Your task => Search the material for the string "brand", then report how many lines hold it, with no other text.

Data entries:
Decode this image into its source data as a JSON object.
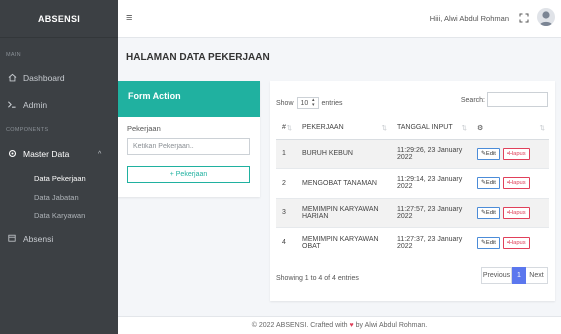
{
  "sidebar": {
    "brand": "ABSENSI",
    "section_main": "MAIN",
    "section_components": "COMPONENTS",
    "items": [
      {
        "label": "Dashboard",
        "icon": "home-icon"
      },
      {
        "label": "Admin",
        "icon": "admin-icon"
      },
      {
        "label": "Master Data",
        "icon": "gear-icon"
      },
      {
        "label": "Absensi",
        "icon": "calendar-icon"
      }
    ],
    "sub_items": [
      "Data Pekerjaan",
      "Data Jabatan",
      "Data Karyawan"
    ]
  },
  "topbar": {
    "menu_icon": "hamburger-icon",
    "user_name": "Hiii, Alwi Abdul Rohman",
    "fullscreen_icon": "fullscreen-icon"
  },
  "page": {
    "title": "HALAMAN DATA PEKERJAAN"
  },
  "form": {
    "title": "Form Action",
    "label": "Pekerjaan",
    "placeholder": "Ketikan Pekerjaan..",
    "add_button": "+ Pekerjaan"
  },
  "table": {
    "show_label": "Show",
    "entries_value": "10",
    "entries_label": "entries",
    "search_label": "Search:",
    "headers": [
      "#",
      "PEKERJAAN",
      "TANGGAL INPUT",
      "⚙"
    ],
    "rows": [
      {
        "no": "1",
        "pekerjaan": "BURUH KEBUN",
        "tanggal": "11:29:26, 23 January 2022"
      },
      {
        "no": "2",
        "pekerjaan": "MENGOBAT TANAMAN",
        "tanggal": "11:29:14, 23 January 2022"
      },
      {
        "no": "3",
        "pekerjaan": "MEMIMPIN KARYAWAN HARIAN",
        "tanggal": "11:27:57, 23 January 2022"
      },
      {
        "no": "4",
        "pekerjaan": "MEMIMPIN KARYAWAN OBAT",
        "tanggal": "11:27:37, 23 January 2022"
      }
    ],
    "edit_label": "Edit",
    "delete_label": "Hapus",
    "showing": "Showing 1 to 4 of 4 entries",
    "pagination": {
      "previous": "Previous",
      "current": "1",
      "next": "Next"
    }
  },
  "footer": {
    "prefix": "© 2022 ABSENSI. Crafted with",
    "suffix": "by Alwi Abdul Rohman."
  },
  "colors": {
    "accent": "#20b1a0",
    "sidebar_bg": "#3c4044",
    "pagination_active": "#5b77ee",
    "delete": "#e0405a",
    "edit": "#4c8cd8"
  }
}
...
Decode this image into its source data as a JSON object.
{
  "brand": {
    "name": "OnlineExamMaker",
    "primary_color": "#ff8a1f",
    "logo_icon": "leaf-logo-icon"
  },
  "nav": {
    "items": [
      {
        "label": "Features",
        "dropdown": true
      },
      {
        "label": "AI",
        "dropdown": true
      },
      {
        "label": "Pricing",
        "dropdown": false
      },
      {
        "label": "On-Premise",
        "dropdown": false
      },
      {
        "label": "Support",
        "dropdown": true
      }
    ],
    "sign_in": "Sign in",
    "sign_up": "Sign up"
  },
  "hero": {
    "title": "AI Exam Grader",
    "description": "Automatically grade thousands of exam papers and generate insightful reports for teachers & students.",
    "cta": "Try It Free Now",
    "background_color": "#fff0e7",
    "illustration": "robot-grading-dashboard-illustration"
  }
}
* * *
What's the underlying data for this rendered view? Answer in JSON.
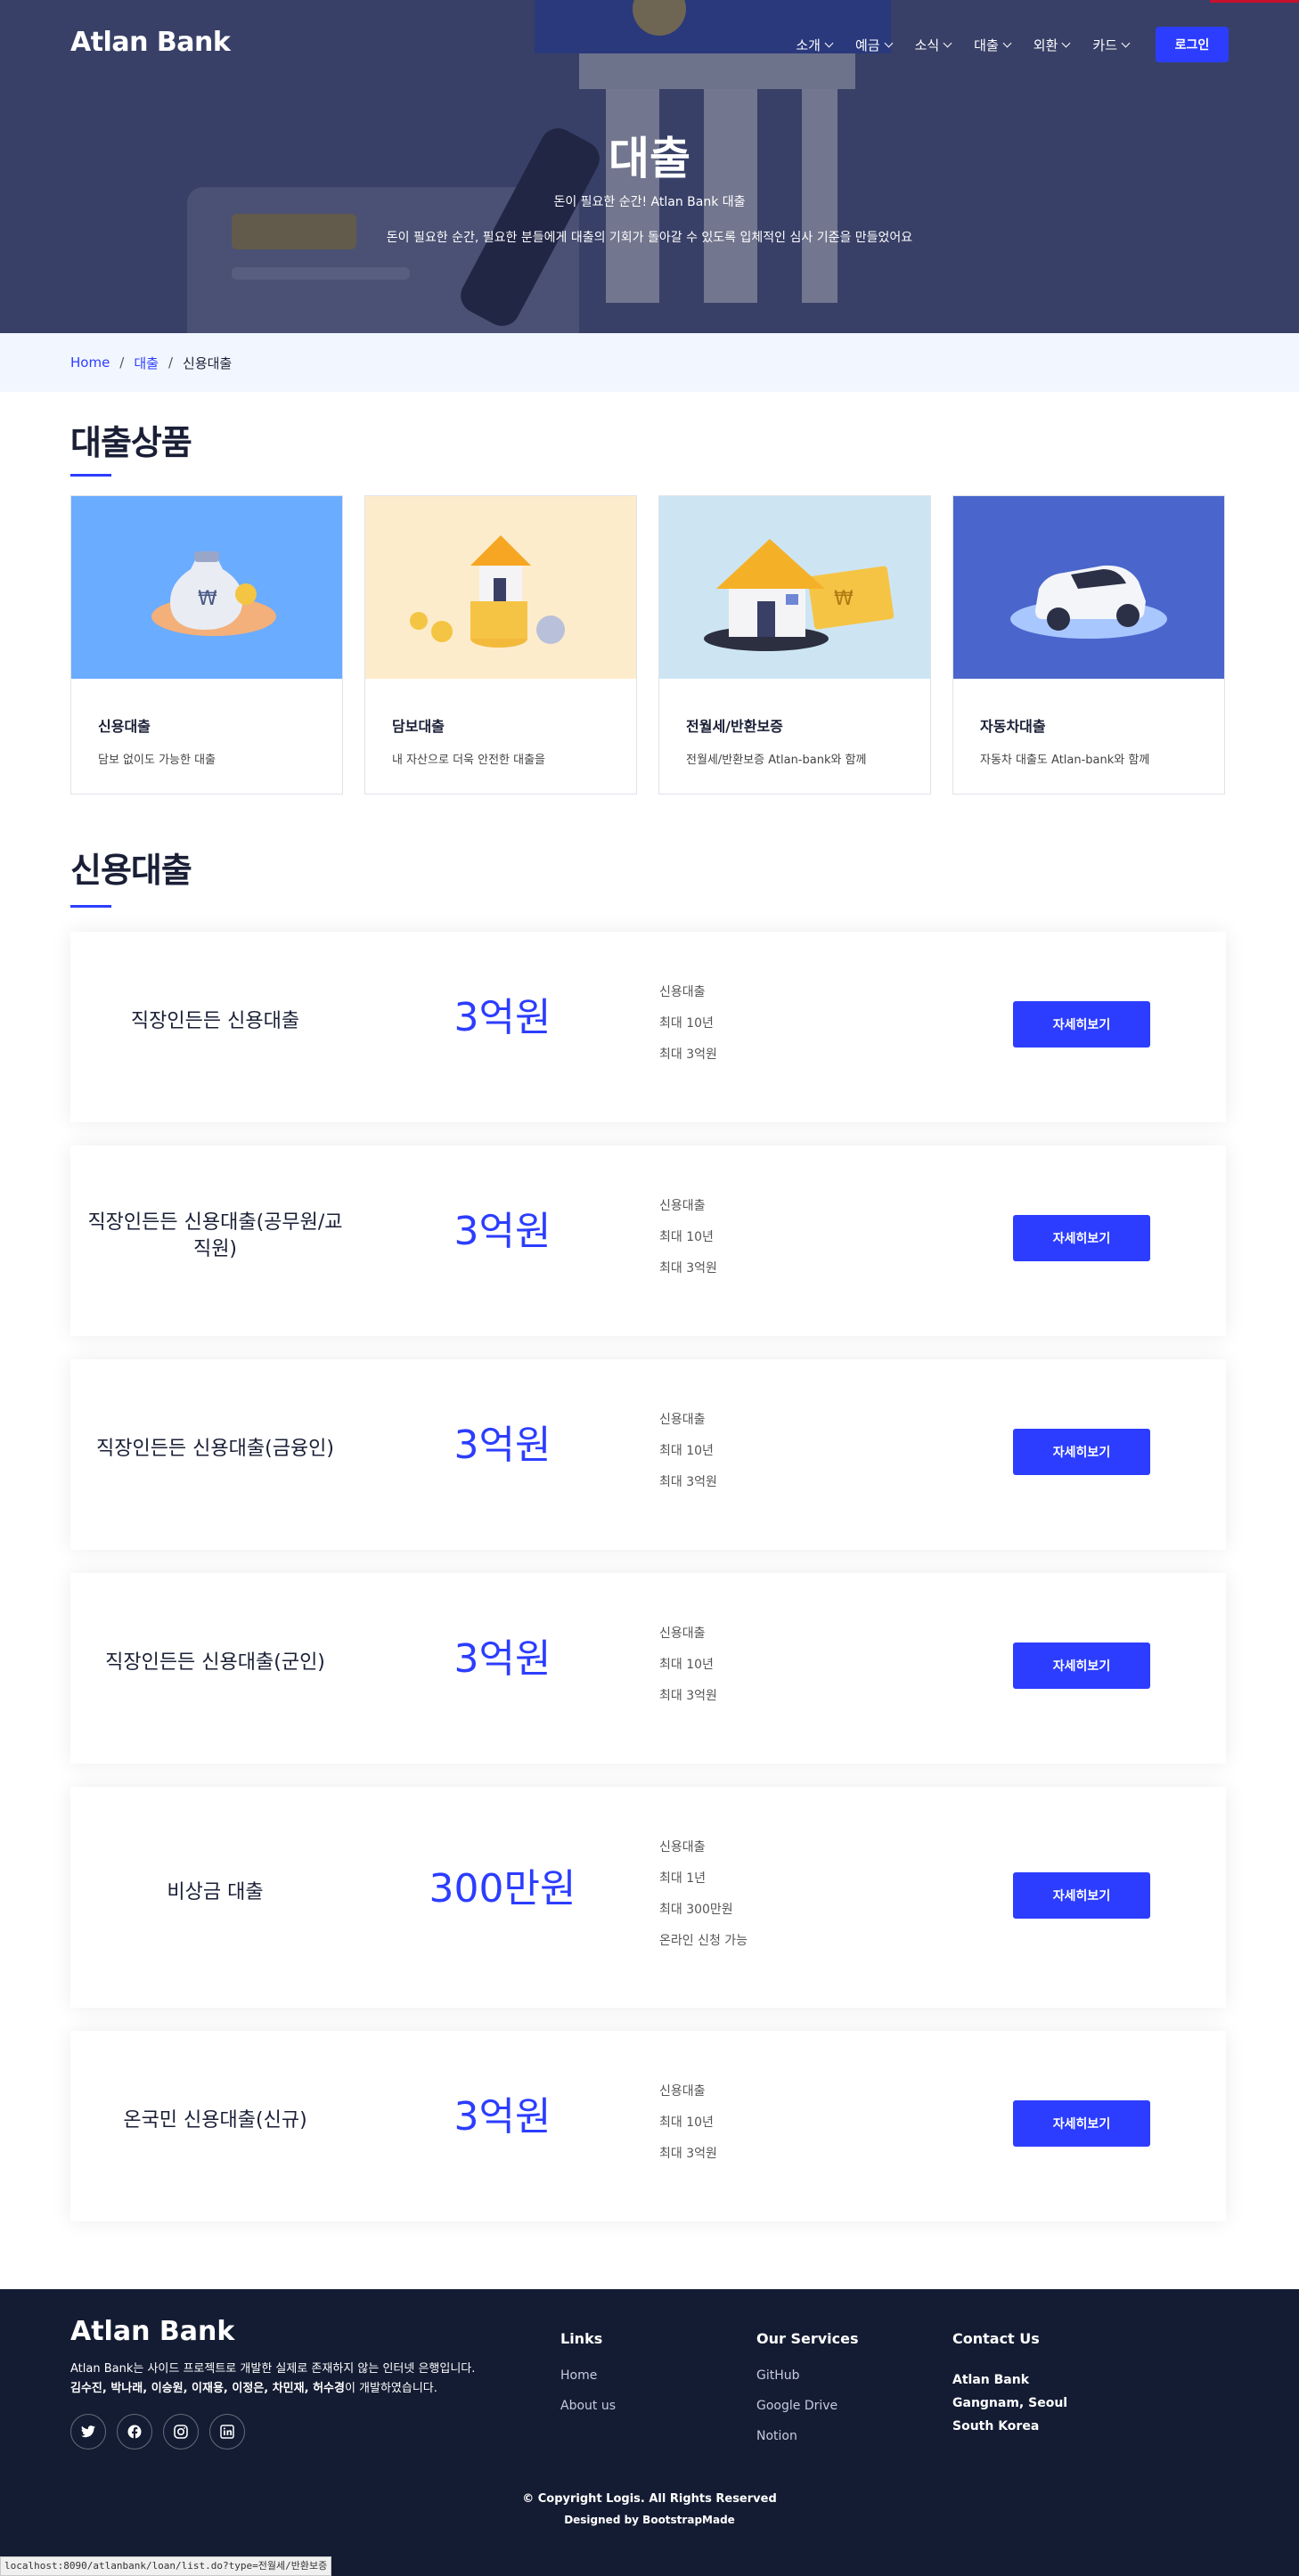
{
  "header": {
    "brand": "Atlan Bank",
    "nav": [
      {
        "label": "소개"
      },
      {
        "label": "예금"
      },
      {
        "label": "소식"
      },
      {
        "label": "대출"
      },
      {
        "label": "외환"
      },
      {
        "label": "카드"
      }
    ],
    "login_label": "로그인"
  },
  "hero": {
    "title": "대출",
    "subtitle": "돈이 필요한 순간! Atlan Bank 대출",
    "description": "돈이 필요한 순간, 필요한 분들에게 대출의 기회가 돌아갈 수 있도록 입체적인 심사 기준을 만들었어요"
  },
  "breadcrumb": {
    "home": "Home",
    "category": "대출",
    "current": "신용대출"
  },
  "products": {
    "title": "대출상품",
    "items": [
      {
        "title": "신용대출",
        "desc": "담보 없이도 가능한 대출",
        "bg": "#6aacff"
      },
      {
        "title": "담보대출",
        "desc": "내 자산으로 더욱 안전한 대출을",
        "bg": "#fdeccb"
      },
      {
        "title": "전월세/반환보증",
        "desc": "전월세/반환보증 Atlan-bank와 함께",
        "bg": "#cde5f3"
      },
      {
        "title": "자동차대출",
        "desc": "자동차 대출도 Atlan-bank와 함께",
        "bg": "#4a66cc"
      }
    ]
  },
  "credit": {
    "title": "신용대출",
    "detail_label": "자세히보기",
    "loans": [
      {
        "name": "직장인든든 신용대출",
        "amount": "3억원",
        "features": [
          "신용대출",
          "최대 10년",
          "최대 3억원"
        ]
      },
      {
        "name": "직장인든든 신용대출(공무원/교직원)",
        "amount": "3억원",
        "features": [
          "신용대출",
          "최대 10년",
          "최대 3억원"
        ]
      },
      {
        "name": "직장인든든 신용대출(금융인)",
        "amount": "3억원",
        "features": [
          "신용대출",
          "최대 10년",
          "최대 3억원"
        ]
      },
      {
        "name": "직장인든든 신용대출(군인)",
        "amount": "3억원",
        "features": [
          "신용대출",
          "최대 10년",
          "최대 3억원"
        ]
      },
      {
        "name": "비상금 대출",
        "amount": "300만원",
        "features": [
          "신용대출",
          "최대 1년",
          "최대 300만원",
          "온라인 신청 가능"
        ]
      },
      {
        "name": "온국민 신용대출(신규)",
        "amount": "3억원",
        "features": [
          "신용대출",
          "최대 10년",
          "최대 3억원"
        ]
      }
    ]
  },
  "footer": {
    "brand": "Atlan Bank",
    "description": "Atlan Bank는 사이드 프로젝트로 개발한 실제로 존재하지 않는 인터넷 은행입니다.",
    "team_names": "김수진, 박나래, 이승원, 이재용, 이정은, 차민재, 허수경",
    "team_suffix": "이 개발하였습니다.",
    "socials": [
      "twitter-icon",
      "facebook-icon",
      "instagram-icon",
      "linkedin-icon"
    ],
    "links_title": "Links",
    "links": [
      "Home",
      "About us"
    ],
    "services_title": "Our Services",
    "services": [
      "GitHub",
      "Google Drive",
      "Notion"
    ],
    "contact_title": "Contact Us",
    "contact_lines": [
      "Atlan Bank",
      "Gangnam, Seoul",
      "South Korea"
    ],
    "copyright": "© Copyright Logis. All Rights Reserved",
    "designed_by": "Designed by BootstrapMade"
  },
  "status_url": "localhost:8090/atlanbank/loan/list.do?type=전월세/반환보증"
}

Correct response => 4